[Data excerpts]
* Start *

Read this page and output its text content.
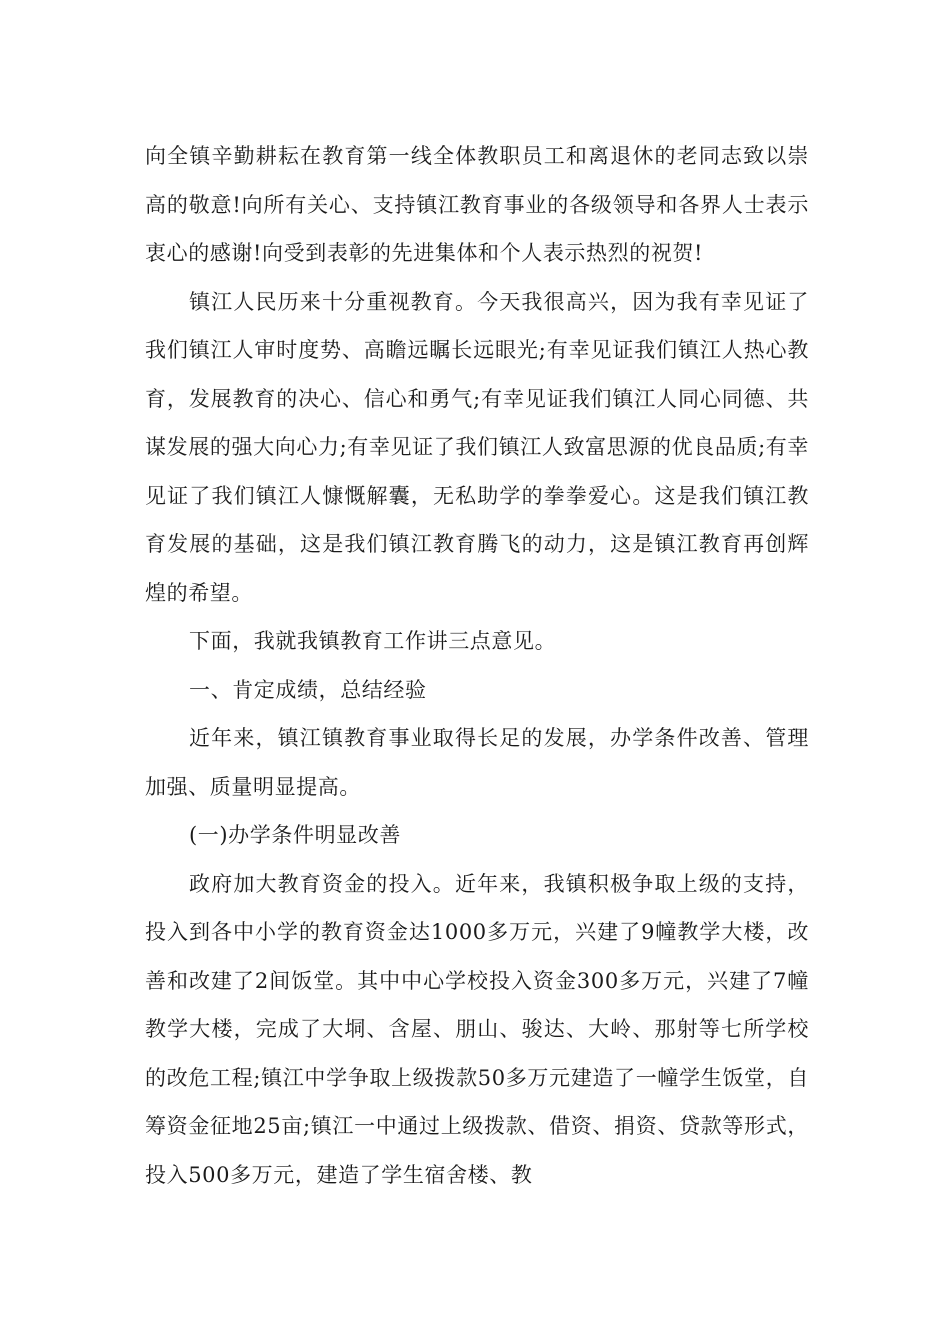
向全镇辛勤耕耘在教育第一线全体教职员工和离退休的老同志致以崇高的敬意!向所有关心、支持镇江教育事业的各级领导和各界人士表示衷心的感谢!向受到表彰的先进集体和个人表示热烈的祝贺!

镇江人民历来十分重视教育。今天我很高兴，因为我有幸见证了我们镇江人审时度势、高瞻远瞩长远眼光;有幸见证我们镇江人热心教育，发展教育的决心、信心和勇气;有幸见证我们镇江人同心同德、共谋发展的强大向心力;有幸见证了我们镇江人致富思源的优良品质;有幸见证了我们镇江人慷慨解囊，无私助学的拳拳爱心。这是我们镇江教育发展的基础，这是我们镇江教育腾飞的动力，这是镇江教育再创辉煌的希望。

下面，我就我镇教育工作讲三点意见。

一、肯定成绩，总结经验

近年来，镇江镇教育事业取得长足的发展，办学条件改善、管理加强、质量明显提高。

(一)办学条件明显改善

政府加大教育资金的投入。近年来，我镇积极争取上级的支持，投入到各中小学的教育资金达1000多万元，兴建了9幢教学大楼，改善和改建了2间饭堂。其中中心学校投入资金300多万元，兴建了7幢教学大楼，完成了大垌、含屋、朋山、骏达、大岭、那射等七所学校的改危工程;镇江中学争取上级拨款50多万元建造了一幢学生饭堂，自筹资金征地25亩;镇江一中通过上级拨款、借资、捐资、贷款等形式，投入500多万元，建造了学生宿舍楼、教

* End *
* Start *

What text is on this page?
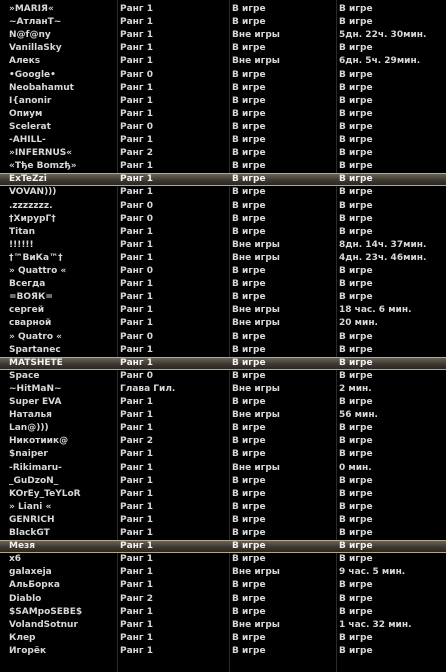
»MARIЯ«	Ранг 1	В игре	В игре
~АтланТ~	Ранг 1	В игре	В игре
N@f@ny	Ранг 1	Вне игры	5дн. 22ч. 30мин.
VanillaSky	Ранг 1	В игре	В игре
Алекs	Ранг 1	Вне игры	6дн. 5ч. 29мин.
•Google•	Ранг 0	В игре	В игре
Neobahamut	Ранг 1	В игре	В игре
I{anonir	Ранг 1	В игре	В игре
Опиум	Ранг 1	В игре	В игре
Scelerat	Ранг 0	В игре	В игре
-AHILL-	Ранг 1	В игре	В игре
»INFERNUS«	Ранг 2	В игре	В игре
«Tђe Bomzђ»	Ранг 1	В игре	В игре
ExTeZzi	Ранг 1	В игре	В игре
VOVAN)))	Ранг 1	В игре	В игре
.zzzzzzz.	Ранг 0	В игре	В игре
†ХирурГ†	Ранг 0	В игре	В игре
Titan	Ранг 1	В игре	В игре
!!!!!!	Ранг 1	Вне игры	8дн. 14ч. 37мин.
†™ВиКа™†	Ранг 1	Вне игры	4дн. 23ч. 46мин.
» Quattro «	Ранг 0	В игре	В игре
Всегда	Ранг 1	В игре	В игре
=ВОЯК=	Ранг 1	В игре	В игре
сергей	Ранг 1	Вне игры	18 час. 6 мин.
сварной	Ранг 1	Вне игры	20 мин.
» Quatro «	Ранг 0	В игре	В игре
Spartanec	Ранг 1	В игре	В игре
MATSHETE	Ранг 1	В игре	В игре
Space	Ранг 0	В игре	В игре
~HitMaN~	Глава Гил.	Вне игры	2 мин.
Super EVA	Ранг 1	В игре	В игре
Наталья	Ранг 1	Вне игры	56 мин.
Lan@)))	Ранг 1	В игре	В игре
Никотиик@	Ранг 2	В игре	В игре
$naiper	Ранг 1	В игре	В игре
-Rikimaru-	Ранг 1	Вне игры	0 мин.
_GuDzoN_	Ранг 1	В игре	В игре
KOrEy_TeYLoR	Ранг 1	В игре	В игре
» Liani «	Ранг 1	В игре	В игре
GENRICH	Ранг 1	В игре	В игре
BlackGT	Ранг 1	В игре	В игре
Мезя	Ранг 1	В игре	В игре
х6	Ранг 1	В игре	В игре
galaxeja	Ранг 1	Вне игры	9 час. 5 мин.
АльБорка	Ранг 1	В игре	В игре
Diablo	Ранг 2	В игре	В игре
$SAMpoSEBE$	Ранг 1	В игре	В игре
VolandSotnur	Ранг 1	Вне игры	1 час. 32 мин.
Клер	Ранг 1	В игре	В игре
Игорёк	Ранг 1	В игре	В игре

* End *

* TASK DIRECTIONS
Of the lines above, how many hold the word "text"? Say the number alone.

* TASK RESPONSE
2